▶ Exercise task
Extract the lines that hold the string "Nepropichujte".

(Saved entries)
— start —

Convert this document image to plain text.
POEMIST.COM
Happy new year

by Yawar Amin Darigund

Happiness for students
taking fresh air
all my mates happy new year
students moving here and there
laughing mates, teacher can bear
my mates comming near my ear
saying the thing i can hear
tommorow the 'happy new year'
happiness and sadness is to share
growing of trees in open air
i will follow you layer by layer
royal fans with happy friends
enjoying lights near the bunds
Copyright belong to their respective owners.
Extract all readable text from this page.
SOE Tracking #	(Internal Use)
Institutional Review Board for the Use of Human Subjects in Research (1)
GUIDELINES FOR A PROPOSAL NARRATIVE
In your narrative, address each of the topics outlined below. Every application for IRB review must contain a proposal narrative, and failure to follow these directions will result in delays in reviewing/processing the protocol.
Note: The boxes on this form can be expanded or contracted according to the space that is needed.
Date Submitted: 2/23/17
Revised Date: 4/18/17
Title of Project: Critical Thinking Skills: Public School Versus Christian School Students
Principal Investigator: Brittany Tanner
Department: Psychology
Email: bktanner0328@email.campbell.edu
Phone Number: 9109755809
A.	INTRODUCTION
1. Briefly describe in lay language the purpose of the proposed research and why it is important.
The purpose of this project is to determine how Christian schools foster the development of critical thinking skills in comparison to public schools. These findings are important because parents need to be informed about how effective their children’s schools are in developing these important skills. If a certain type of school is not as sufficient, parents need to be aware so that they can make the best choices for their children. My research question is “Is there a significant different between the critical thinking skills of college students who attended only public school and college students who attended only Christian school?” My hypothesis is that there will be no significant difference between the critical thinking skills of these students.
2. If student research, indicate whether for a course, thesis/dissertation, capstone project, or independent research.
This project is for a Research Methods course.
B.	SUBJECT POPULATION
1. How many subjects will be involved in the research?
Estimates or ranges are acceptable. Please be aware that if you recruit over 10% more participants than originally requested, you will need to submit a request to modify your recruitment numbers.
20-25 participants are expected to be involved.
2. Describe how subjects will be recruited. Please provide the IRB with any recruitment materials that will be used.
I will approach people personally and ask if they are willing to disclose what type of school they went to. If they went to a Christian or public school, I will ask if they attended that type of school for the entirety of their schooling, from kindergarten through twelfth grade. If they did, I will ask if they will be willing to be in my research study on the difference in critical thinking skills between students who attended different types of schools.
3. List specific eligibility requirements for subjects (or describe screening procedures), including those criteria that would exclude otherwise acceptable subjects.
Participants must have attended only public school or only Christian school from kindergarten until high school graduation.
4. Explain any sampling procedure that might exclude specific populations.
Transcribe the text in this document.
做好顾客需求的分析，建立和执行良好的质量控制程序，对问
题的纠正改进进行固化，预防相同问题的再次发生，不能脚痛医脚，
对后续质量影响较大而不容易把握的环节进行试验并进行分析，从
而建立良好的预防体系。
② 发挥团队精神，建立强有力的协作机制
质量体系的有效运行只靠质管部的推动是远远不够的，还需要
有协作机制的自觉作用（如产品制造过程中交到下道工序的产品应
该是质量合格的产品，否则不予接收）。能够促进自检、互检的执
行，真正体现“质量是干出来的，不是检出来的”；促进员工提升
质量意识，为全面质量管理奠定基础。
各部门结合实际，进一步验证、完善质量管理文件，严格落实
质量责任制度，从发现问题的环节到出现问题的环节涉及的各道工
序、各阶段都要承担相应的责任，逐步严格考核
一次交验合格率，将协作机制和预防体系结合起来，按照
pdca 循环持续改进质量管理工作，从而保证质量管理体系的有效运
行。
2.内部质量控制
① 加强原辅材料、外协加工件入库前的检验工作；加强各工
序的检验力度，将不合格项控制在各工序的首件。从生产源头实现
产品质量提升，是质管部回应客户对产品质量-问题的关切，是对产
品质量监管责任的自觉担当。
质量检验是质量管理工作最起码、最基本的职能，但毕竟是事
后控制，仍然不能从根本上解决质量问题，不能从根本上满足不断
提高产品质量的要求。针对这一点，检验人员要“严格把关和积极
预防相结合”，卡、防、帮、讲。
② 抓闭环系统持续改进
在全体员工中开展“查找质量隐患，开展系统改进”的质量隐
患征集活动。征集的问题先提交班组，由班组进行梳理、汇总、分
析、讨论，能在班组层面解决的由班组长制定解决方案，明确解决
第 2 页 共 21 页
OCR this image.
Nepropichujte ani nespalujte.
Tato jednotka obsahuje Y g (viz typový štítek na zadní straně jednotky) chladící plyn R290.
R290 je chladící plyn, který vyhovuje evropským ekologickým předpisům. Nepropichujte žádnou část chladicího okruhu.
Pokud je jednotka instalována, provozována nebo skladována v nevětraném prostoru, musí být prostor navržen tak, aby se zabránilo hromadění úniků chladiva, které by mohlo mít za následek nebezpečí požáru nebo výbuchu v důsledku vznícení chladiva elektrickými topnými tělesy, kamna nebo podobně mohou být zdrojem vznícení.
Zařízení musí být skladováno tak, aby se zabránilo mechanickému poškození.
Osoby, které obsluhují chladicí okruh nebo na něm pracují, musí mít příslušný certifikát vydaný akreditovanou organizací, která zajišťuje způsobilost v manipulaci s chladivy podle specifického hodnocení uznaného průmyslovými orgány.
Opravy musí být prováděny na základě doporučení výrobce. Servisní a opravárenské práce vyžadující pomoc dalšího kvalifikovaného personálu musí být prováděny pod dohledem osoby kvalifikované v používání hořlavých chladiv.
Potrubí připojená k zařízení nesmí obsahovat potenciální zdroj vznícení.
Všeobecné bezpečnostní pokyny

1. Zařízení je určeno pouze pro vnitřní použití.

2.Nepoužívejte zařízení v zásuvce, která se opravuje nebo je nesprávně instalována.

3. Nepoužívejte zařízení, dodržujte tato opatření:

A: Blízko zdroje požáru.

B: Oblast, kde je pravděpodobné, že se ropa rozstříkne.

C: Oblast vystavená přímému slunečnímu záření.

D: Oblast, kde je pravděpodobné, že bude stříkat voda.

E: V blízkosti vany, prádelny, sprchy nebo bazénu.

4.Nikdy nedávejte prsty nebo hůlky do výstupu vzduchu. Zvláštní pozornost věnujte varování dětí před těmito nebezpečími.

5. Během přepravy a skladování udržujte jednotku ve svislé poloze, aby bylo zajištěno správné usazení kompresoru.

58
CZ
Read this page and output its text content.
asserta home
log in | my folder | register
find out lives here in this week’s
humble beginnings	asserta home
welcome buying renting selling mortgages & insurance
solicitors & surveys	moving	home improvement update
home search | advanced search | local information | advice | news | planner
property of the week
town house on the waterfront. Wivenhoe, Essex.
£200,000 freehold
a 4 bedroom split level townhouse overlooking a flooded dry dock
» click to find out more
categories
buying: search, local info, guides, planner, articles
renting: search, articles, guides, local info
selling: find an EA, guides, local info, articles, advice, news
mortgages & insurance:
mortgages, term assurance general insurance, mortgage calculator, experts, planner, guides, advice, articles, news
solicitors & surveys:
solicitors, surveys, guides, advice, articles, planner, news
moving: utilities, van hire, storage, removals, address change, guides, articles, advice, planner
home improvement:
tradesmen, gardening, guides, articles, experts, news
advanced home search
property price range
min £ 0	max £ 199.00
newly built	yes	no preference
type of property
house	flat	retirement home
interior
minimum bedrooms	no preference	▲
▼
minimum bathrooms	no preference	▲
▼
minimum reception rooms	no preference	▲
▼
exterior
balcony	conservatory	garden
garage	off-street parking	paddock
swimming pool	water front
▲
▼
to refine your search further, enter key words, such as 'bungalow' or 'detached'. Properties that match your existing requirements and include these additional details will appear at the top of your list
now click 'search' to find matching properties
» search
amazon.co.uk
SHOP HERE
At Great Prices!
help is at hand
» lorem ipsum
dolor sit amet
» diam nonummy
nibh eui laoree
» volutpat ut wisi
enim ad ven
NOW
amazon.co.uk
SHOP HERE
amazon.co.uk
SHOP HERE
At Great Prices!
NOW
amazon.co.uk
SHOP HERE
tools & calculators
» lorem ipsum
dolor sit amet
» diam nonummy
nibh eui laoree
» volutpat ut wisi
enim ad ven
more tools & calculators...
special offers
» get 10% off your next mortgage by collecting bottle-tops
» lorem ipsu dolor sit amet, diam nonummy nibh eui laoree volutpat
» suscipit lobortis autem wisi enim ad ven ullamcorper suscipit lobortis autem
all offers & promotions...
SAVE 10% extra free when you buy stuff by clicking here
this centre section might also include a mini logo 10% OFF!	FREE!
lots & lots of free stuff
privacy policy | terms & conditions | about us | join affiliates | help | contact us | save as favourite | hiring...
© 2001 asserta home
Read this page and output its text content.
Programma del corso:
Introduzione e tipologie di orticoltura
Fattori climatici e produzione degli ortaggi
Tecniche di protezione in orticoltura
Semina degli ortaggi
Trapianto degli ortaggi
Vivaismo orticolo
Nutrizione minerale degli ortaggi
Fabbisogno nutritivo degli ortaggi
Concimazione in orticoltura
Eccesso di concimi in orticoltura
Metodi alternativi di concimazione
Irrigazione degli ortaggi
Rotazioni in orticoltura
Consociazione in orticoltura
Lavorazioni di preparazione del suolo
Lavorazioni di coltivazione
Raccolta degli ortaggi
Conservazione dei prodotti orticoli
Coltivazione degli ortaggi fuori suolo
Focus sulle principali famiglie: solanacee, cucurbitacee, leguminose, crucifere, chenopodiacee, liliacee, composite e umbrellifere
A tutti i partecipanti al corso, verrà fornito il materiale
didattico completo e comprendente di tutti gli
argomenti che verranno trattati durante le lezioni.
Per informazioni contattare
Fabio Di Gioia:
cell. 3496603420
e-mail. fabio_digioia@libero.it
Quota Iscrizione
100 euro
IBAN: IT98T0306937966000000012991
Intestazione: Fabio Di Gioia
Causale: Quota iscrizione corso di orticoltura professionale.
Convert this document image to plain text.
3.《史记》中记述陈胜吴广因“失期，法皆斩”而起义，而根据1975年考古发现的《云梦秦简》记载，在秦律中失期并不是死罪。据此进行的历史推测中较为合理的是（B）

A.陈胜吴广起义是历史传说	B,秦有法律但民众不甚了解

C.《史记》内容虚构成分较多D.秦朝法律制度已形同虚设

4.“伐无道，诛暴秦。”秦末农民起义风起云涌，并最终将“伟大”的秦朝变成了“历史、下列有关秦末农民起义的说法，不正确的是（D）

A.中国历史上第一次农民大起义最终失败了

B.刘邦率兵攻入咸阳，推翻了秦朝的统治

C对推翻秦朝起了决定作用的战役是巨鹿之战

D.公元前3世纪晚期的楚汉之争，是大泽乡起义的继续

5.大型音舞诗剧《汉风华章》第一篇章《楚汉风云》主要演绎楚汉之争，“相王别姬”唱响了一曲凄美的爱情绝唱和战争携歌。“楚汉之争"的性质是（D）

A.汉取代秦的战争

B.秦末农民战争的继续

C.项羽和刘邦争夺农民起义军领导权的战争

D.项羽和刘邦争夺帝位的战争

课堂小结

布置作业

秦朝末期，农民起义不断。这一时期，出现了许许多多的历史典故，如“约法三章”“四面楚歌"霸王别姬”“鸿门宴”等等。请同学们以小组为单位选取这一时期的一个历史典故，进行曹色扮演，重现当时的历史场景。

— end —

▶ Reply
Nepropichujte ani nespalujte.
R290 je chladící plyn, který vyhovuje evropským ekologickým předpisům. Nepropichujte žádnou část chladicího okruhu.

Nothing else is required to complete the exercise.